TO DO →
[1] Recast the entries as a Markdown table with the columns Row and Line. Start with the line containing "y-tick-label: 1 — [39, 363, 53, 370]", go on through the last line of the entries, and leave out blank lines.
[2] Continue the passage on Cappadocia and the Celtiberian horsemen from the point where it stops.

QUOTED PASSAGE →
◆ ◆ ◆ ◆ ◆ ◆ ◆
Cappadocia extends from Mount Taurus and Lycaonia up to the Pontic Sea. The name is Persian and arose thus. A certain Persian [named Cappadocus?] was present at a hunt with Artaxerxes, or some other king, when a lion sprang upon the king's horse. This Persian happened to be in that part of the hunting company, and drawing his sword rescued the king from his imminent danger and killed the lion. This Persian therefore ascending the highest mountain in the neighbourhood received as a gift from the king as much territory as the human eye could take in, looking east, west, north, and south.14

XXI (95)

The Celtiberians have a peculiar manœuvre in war. When they see their infantry hard pressed, they dismount and leave their horses standing in their places. They have small pegs attached to their leading reins, and having fixed them carefully into the ground, they train their horses to keep their places obediently in line until they come back and pull up the pegs.

XXII (96)
◆ ◆ ◆ ◆ ◆ ◆ ◆
DATA ENTRIES →
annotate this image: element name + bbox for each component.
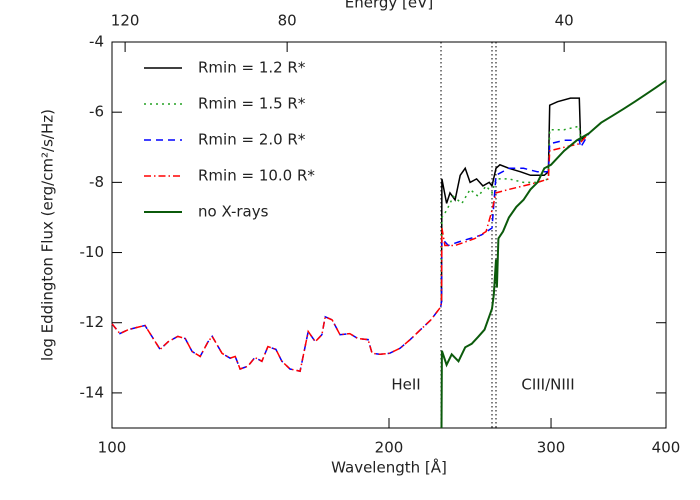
series-line	[440, 125, 590, 303]
y-tick-label: -12	[80, 313, 105, 331]
x-axis-label: Wavelength [Å]	[331, 458, 447, 477]
legend-label: Rmin = 2.0 R*	[198, 131, 306, 149]
legend-label: Rmin = 10.0 R*	[198, 167, 315, 185]
y-tick-label: -8	[89, 173, 104, 191]
series-line	[440, 97, 590, 303]
legend-label: Rmin = 1.2 R*	[198, 59, 306, 77]
y-tick-label: -10	[80, 243, 105, 261]
x-tick-label: 300	[537, 439, 566, 457]
x-tick-label: 200	[375, 439, 404, 457]
x2-tick-label: 40	[555, 12, 574, 30]
plot-frame	[111, 41, 667, 429]
series-line	[111, 132, 590, 373]
y-axis-label: log Eddington Flux (erg/cm²/s/Hz)	[39, 109, 57, 361]
x2-axis-label: Energy [eV]	[345, 0, 433, 12]
x-tick-label: 400	[652, 439, 681, 457]
legend-label: Rmin = 1.5 R*	[198, 95, 306, 113]
annotation: HeII	[391, 376, 420, 394]
y-tick-label: -4	[89, 33, 104, 51]
x-tick-label: 100	[98, 439, 127, 457]
series-line	[440, 79, 667, 429]
y-tick-label: -14	[80, 383, 105, 401]
annotation: CIII/NIII	[521, 376, 574, 394]
legend-label: no X-rays	[198, 203, 269, 221]
series-line	[111, 132, 590, 373]
y-tick-label: -6	[89, 103, 104, 121]
x2-tick-label: 120	[111, 12, 140, 30]
x2-tick-label: 80	[278, 12, 297, 30]
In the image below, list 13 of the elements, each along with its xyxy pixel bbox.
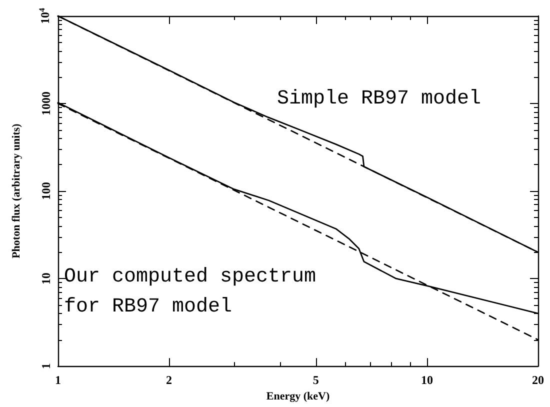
y-tick-label: 1 — [39, 363, 53, 370]
x-tick-label: 2 — [166, 373, 172, 388]
annotation: Our computed spectrum for RB97 model — [64, 266, 328, 318]
y-tick-label: 10 — [39, 272, 53, 285]
y-tick-label: 1000 — [39, 92, 53, 116]
annotation: Simple RB97 model — [277, 88, 482, 110]
x-tick-label: 20 — [532, 373, 544, 388]
x-tick-label: 5 — [312, 373, 319, 388]
x-axis-title: Energy (keV) — [266, 390, 330, 402]
y-tick-label: 104 — [38, 8, 52, 24]
x-tick-label: 10 — [420, 373, 433, 388]
y-tick-label: 100 — [39, 182, 53, 200]
y-axis-title: Photon flux (arbitrary units) — [10, 123, 22, 258]
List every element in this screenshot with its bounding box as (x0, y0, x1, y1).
◆ ◆ ◆ ◆ ◆ ◆ ◆
TASK RESPONSES →
[1]
| Row | Line |
|---|---|
| 1 | y-tick-label: 1 — [39, 363, 53, 370] |
| 2 | x-tick-label: 2 — [166, 373, 172, 388] |
| 3 | annotation: Our computed spectrum for RB97 model — [64, 266, 328, 318] |
| 4 | y-tick-label: 10 — [39, 272, 53, 285] |
| 5 | y-tick-label: 1000 — [39, 92, 53, 116] |
| 6 | annotation: Simple RB97 model — [277, 88, 482, 110] |
| 7 | x-tick-label: 20 — [532, 373, 544, 388] |
| 8 | x-tick-label: 5 — [312, 373, 319, 388] |
| 9 | x-axis-title: Energy (keV) — [266, 390, 330, 402] |
| 10 | y-tick-label: 104 — [38, 8, 52, 24] |
| 11 | x-tick-label: 10 — [420, 373, 433, 388] |
| 12 | y-tick-label: 100 — [39, 182, 53, 200] |
| 13 | y-axis-title: Photon flux (arbitrary units) — [10, 123, 22, 258] |
| 14 | List every element in this screenshot with its bounding box as (x0, y0, x1, y1). |

[2]
The Celtiberians excel the rest of the world in the construction of their swords; for their point is strong and serviceable, and they can deliver a cut with both edges. Wherefore the Romans abandoned their ancestral swords after the Hannibalian war and adopted those of the Iberians. They adopted, I say, the construction of the swords, but they can by no means imitate the excellence of the steel or the other points in which they are so elaborately finished.15

XXIII (102)

The Roman praetor Marcus16 wished to get rid of the war against the Lusitani, and laying aside war altogether, to shirk— as the saying is—"the men's hall for the women's bower," because of the recent defeat of the praetor by the Lusitani.


But those of the Ligurians who fought against Mago were unable to do anything important or great.

XXIV (113)

A mora consisted of nine hundred men.17

XXV (117)

A general needs good sense and boldness; they are the most necessary qualities for dangerous and venturesome undertakings.

XXVI (154)

The second king of Egypt, called Philadelphus, when giving his daughter Berenice in marriage to Antiochus king of Syria, was careful to send her some Nile water, that the young bride might drink no other water.

XXVII (156)

I say this to point out the wisdom of the Romans, and the folly of those who despise the practice of making comparisons with the habits of foreign nations, and believe themselves competent to reform their own armies without reference to others.18

XXVIII (157)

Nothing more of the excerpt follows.